# Start of Exercise inputs

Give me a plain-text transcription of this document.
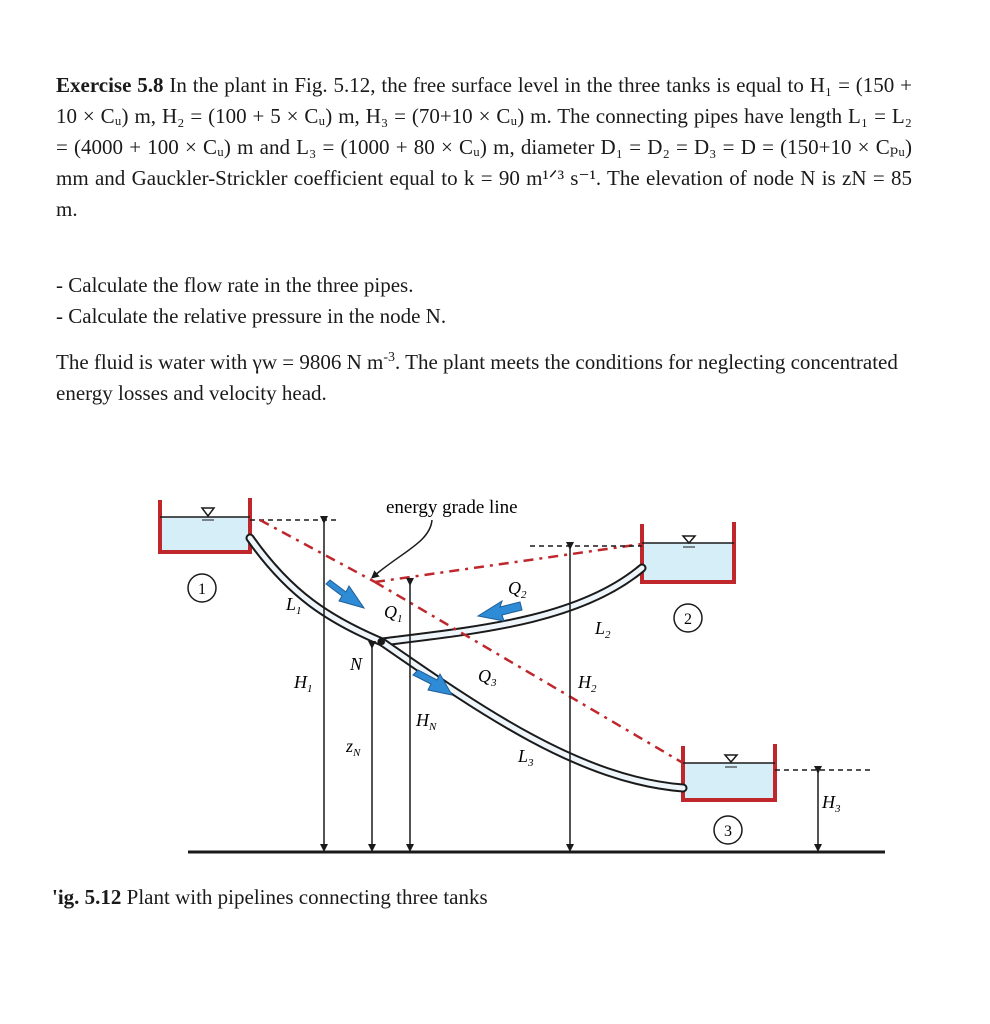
Exercise 5.8 In the plant in Fig. 5.12, the free surface level in the three tanks is equal to H₁ = (150 + 10 × Cᵤ) m, H₂ = (100 + 5 × Cᵤ) m, H₃ = (70+10 × Cᵤ) m. The connecting pipes have length L₁ = L₂ = (4000 + 100 × Cᵤ) m and L₃ = (1000 + 80 × Cᵤ) m, diameter D₁ = D₂ = D₃ = D = (150+10 × Cₚᵤ) mm and Gauckler-Strickler coefficient equal to k = 90 m¹ᐟ³ s⁻¹. The elevation of node N is zN = 85 m.

- Calculate the flow rate in the three pipes.

- Calculate the relative pressure in the node N.

The fluid is water with γw = 9806 N $m^{-3}$. The plant meets the conditions for neglecting concentrated energy losses and velocity head.

energy grade line
N
1
2
3
$L_1$
$L_2$
$L_3$
$Q_1$
$Q_2$
$Q_3$
$H_1$	$H_2$
$H_3$
$H_N$
$z_N$
'ig. 5.12 Plant with pipelines connecting three tanks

# End of Exercise inputs

Task details:
Reproduce all of the material above word for word. Omit the pictures.

Task answer:
Give me a plain-text transcription of this document.
Exercise 5.8 In the plant in Fig. 5.12, the free surface level in the three tanks is equal to H₁ = (150 + 10 × Cᵤ) m, H₂ = (100 + 5 × Cᵤ) m, H₃ = (70+10 × Cᵤ) m. The connecting pipes have length L₁ = L₂ = (4000 + 100 × Cᵤ) m and L₃ = (1000 + 80 × Cᵤ) m, diameter D₁ = D₂ = D₃ = D = (150+10 × Cₚᵤ) mm and Gauckler-Strickler coefficient equal to k = 90 m¹ᐟ³ s⁻¹. The elevation of node N is zN = 85 m.

- Calculate the flow rate in the three pipes.

- Calculate the relative pressure in the node N.

The fluid is water with γw = 9806 N $m^{-3}$. The plant meets the conditions for neglecting concentrated energy losses and velocity head.

energy grade line
N
1
2
3
$L_1$
$L_2$
$L_3$
$Q_1$
$Q_2$
$Q_3$
$H_1$	$H_2$
$H_3$
$H_N$
$z_N$
'ig. 5.12 Plant with pipelines connecting three tanks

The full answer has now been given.